Extracted data entries:
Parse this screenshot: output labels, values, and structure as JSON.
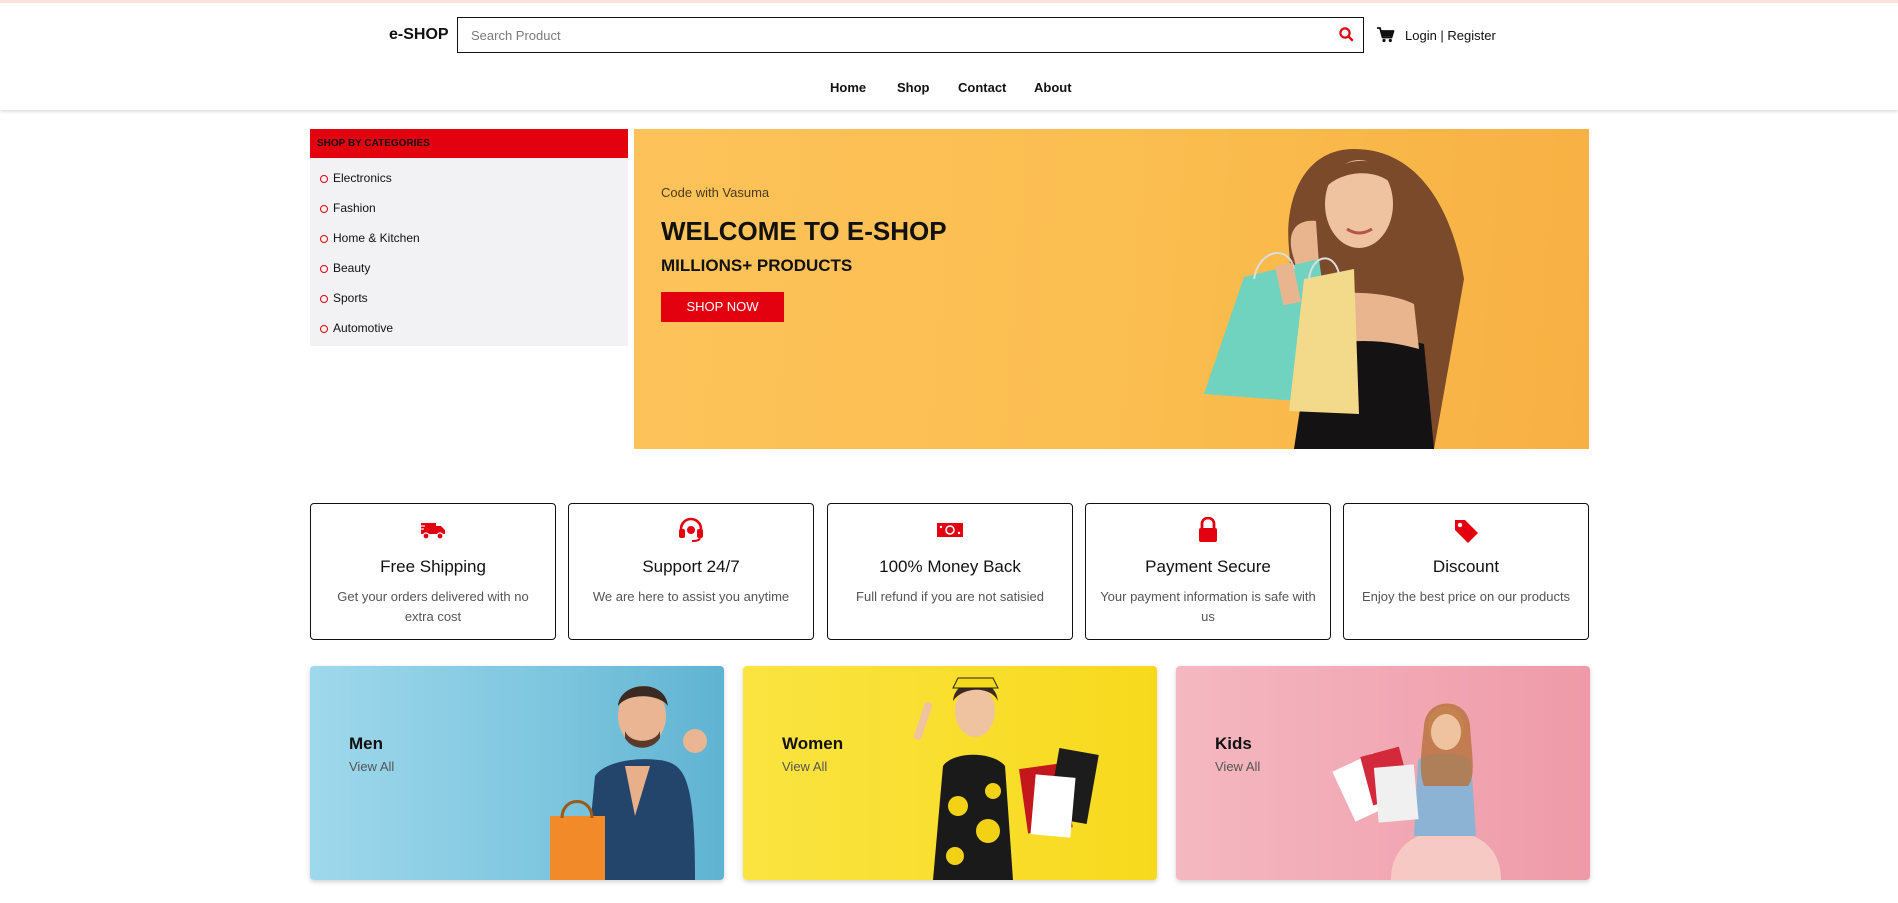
{
  "header": {
    "logo": "e-SHOP",
    "search_placeholder": "Search Product",
    "login": "Login",
    "separator": " | ",
    "register": "Register"
  },
  "nav": {
    "items": [
      "Home",
      "Shop",
      "Contact",
      "About"
    ]
  },
  "categories": {
    "heading": "SHOP BY CATEGORIES",
    "items": [
      "Electronics",
      "Fashion",
      "Home & Kitchen",
      "Beauty",
      "Sports",
      "Automotive"
    ]
  },
  "hero": {
    "tagline": "Code with Vasuma",
    "title": "WELCOME TO E-SHOP",
    "subtitle": "MILLIONS+ PRODUCTS",
    "button": "SHOP NOW"
  },
  "features": [
    {
      "icon": "truck-icon",
      "title": "Free Shipping",
      "text": "Get your orders delivered with no extra cost"
    },
    {
      "icon": "headset-icon",
      "title": "Support 24/7",
      "text": "We are here to assist you anytime"
    },
    {
      "icon": "money-icon",
      "title": "100% Money Back",
      "text": "Full refund if you are not satisied"
    },
    {
      "icon": "lock-icon",
      "title": "Payment Secure",
      "text": "Your payment information is safe with us"
    },
    {
      "icon": "tag-icon",
      "title": "Discount",
      "text": "Enjoy the best price on our products"
    }
  ],
  "banners": [
    {
      "title": "Men",
      "link": "View All"
    },
    {
      "title": "Women",
      "link": "View All"
    },
    {
      "title": "Kids",
      "link": "View All"
    }
  ],
  "colors": {
    "accent": "#e3000f",
    "hero_bg": "#fbbd4f",
    "men_bg": "#8fcfe4",
    "women_bg": "#fbe233",
    "kids_bg": "#f2b0ba"
  }
}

Directions: Omit the images and transcribe all of the records above word for word.

The solution:
Parse this screenshot: output labels, values, and structure as JSON.
{
  "header": {
    "logo": "e-SHOP",
    "search_placeholder": "Search Product",
    "login": "Login",
    "separator": " | ",
    "register": "Register"
  },
  "nav": {
    "items": [
      "Home",
      "Shop",
      "Contact",
      "About"
    ]
  },
  "categories": {
    "heading": "SHOP BY CATEGORIES",
    "items": [
      "Electronics",
      "Fashion",
      "Home & Kitchen",
      "Beauty",
      "Sports",
      "Automotive"
    ]
  },
  "hero": {
    "tagline": "Code with Vasuma",
    "title": "WELCOME TO E-SHOP",
    "subtitle": "MILLIONS+ PRODUCTS",
    "button": "SHOP NOW"
  },
  "features": [
    {
      "icon": "truck-icon",
      "title": "Free Shipping",
      "text": "Get your orders delivered with no extra cost"
    },
    {
      "icon": "headset-icon",
      "title": "Support 24/7",
      "text": "We are here to assist you anytime"
    },
    {
      "icon": "money-icon",
      "title": "100% Money Back",
      "text": "Full refund if you are not satisied"
    },
    {
      "icon": "lock-icon",
      "title": "Payment Secure",
      "text": "Your payment information is safe with us"
    },
    {
      "icon": "tag-icon",
      "title": "Discount",
      "text": "Enjoy the best price on our products"
    }
  ],
  "banners": [
    {
      "title": "Men",
      "link": "View All"
    },
    {
      "title": "Women",
      "link": "View All"
    },
    {
      "title": "Kids",
      "link": "View All"
    }
  ],
  "colors": {
    "accent": "#e3000f",
    "hero_bg": "#fbbd4f",
    "men_bg": "#8fcfe4",
    "women_bg": "#fbe233",
    "kids_bg": "#f2b0ba"
  }
}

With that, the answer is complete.